──────── Working data ────────

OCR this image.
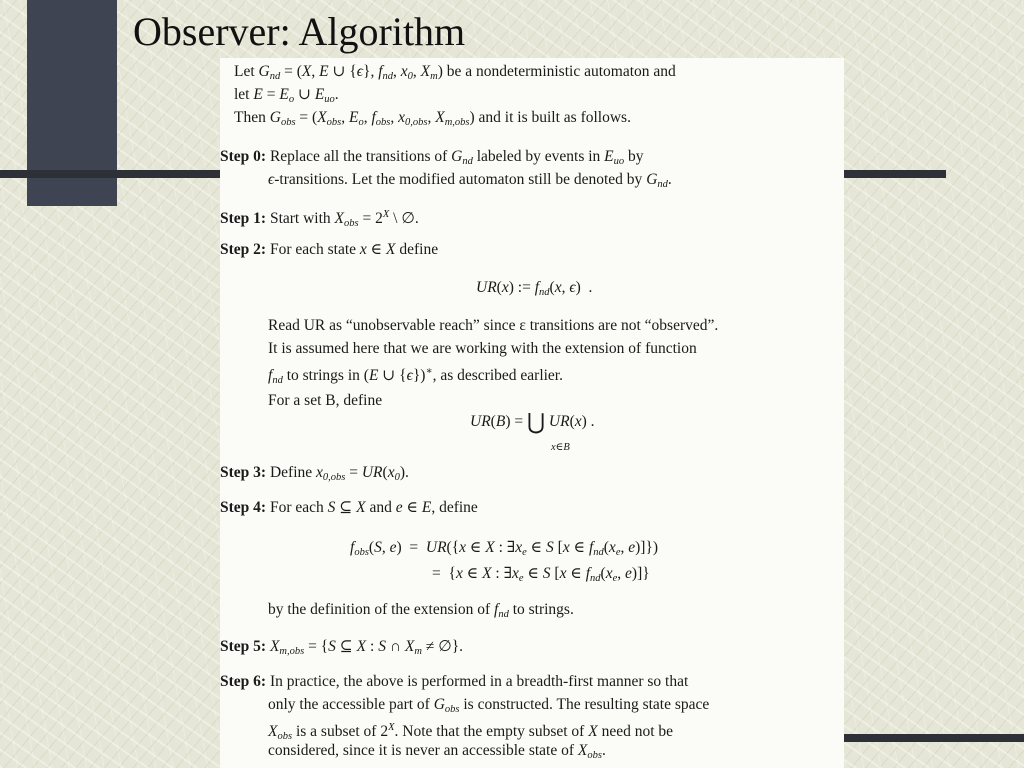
Observer: Algorithm
Let $G_{nd} = (X$, E ∪ {ϵ}, $f_{nd}$, $x_0$, $X_m$) be a nondeterministic automaton and
let $E = E_o$ ∪ $E_{uo}$.
Then $G_{obs} = (X_{obs}$, $E_o$, $f_{obs}$, $x_{0,obs}$, $X_{m,obs}$) and it is built as follows.
Step 0: Replace all the transitions of $G_{nd}$ labeled by events in $E_{uo}$ by
ϵ-transitions. Let the modified automaton still be denoted by $G_{nd}$.
Step 1: Start with $X_{obs} = 2^X$ \ ∅.
Step 2: For each state x ∈ X define
UR(x) := $f_{nd}(x$, ϵ)  .
Read UR as “unobservable reach” since ε transitions are not “observed”.
It is assumed here that we are working with the extension of function
$f_{nd}$ to strings in (E ∪ {ϵ})∗, as described earlier.
For a set B, define
UR(B) = ⋃ UR(x) .
x∈B
Step 3: Define $x_{0,obs} = UR(x_0)$.
Step 4: For each S ⊆ X and e ∈ E, define
$f_{obs}(S$, e)  =  UR({x ∈ X : $\exists x_e$ ∈ S [x ∈ $f_{nd}(x_e$, e)]})
=  {x ∈ X : $\exists x_e$ ∈ S [x ∈ $f_{nd}(x_e$, e)]}
by the definition of the extension of $f_{nd}$ to strings.
Step 5: $X_{m,obs} = \{S$ ⊆ X : S ∩ $X_m$ ≠ ∅}.
Step 6: In practice, the above is performed in a breadth-first manner so that
only the accessible part of $G_{obs}$ is constructed. The resulting state space
$X_{obs}$ is a subset of $2^X$. Note that the empty subset of X need not be
considered, since it is never an accessible state of $X_{obs}$.
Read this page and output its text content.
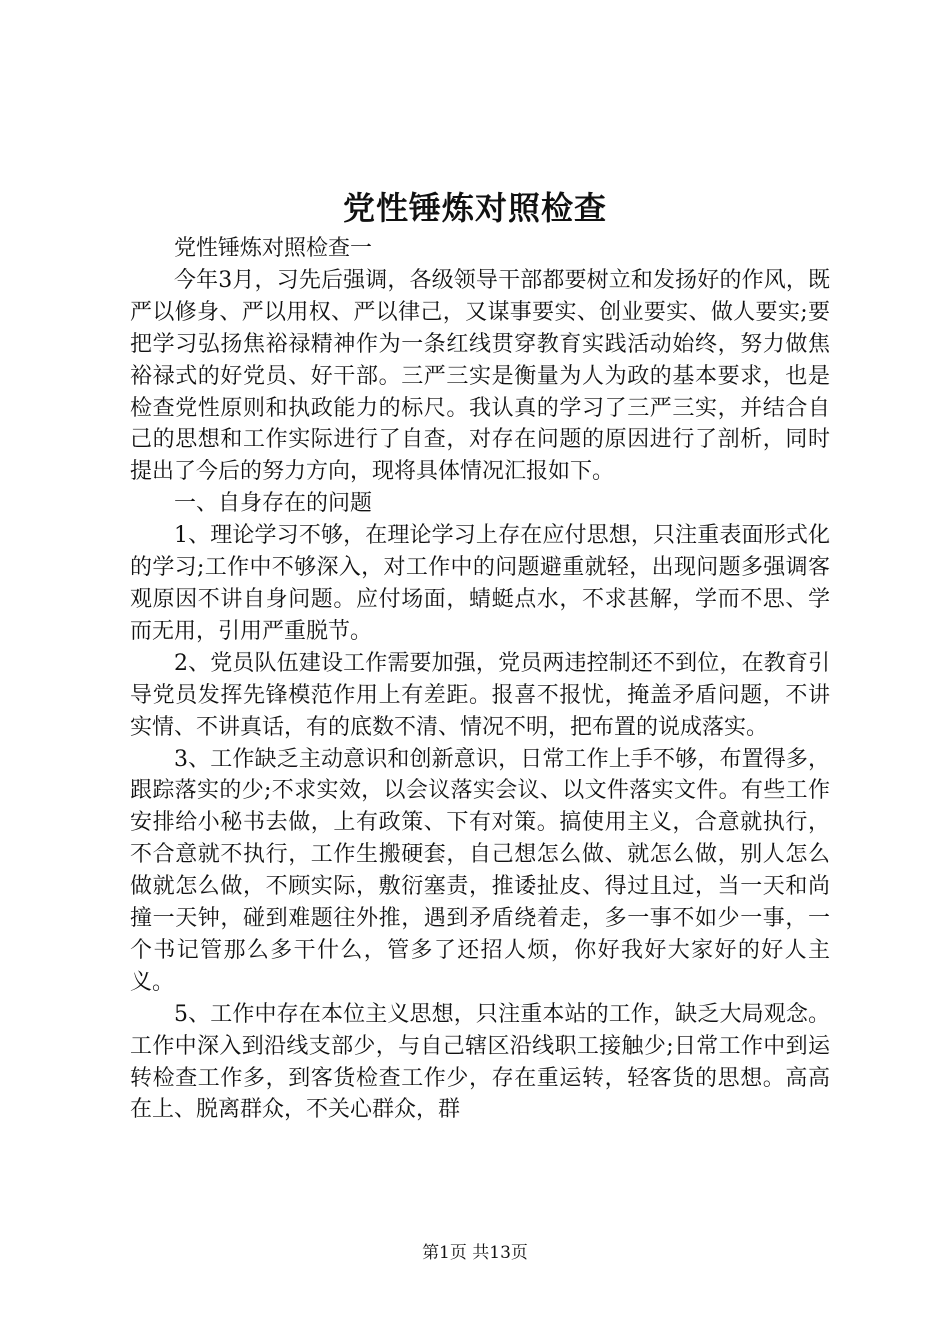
党性锤炼对照检查

党性锤炼对照检查一

今年3月，习先后强调，各级领导干部都要树立和发扬好的作风，既严以修身、严以用权、严以律己，又谋事要实、创业要实、做人要实;要把学习弘扬焦裕禄精神作为一条红线贯穿教育实践活动始终，努力做焦裕禄式的好党员、好干部。三严三实是衡量为人为政的基本要求，也是检查党性原则和执政能力的标尺。我认真的学习了三严三实，并结合自己的思想和工作实际进行了自查，对存在问题的原因进行了剖析，同时提出了今后的努力方向，现将具体情况汇报如下。

一、自身存在的问题

1、理论学习不够，在理论学习上存在应付思想，只注重表面形式化的学习;工作中不够深入，对工作中的问题避重就轻，出现问题多强调客观原因不讲自身问题。应付场面，蜻蜓点水，不求甚解，学而不思、学而无用，引用严重脱节。

2、党员队伍建设工作需要加强，党员两违控制还不到位，在教育引导党员发挥先锋模范作用上有差距。报喜不报忧，掩盖矛盾问题，不讲实情、不讲真话，有的底数不清、情况不明，把布置的说成落实。

3、工作缺乏主动意识和创新意识，日常工作上手不够，布置得多，跟踪落实的少;不求实效，以会议落实会议、以文件落实文件。有些工作安排给小秘书去做，上有政策、下有对策。搞使用主义，合意就执行，不合意就不执行，工作生搬硬套，自己想怎么做、就怎么做，别人怎么做就怎么做，不顾实际，敷衍塞责，推诿扯皮、得过且过，当一天和尚撞一天钟，碰到难题往外推，遇到矛盾绕着走，多一事不如少一事，一个书记管那么多干什么，管多了还招人烦，你好我好大家好的好人主义。

5、工作中存在本位主义思想，只注重本站的工作，缺乏大局观念。工作中深入到沿线支部少，与自己辖区沿线职工接触少;日常工作中到运转检查工作多，到客货检查工作少，存在重运转，轻客货的思想。高高在上、脱离群众，不关心群众，群

第1页 共13页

────────

__Brief__. What do the lines above say from the line containing "Read this page and output its text content." through the last line? Quote them exactly, both ends included, and leave out the pictures.

__Reply__.
Read this page and output its text content.
党性锤炼对照检查

党性锤炼对照检查一

今年3月，习先后强调，各级领导干部都要树立和发扬好的作风，既严以修身、严以用权、严以律己，又谋事要实、创业要实、做人要实;要把学习弘扬焦裕禄精神作为一条红线贯穿教育实践活动始终，努力做焦裕禄式的好党员、好干部。三严三实是衡量为人为政的基本要求，也是检查党性原则和执政能力的标尺。我认真的学习了三严三实，并结合自己的思想和工作实际进行了自查，对存在问题的原因进行了剖析，同时提出了今后的努力方向，现将具体情况汇报如下。

一、自身存在的问题

1、理论学习不够，在理论学习上存在应付思想，只注重表面形式化的学习;工作中不够深入，对工作中的问题避重就轻，出现问题多强调客观原因不讲自身问题。应付场面，蜻蜓点水，不求甚解，学而不思、学而无用，引用严重脱节。

2、党员队伍建设工作需要加强，党员两违控制还不到位，在教育引导党员发挥先锋模范作用上有差距。报喜不报忧，掩盖矛盾问题，不讲实情、不讲真话，有的底数不清、情况不明，把布置的说成落实。

3、工作缺乏主动意识和创新意识，日常工作上手不够，布置得多，跟踪落实的少;不求实效，以会议落实会议、以文件落实文件。有些工作安排给小秘书去做，上有政策、下有对策。搞使用主义，合意就执行，不合意就不执行，工作生搬硬套，自己想怎么做、就怎么做，别人怎么做就怎么做，不顾实际，敷衍塞责，推诿扯皮、得过且过，当一天和尚撞一天钟，碰到难题往外推，遇到矛盾绕着走，多一事不如少一事，一个书记管那么多干什么，管多了还招人烦，你好我好大家好的好人主义。

5、工作中存在本位主义思想，只注重本站的工作，缺乏大局观念。工作中深入到沿线支部少，与自己辖区沿线职工接触少;日常工作中到运转检查工作多，到客货检查工作少，存在重运转，轻客货的思想。高高在上、脱离群众，不关心群众，群

第1页 共13页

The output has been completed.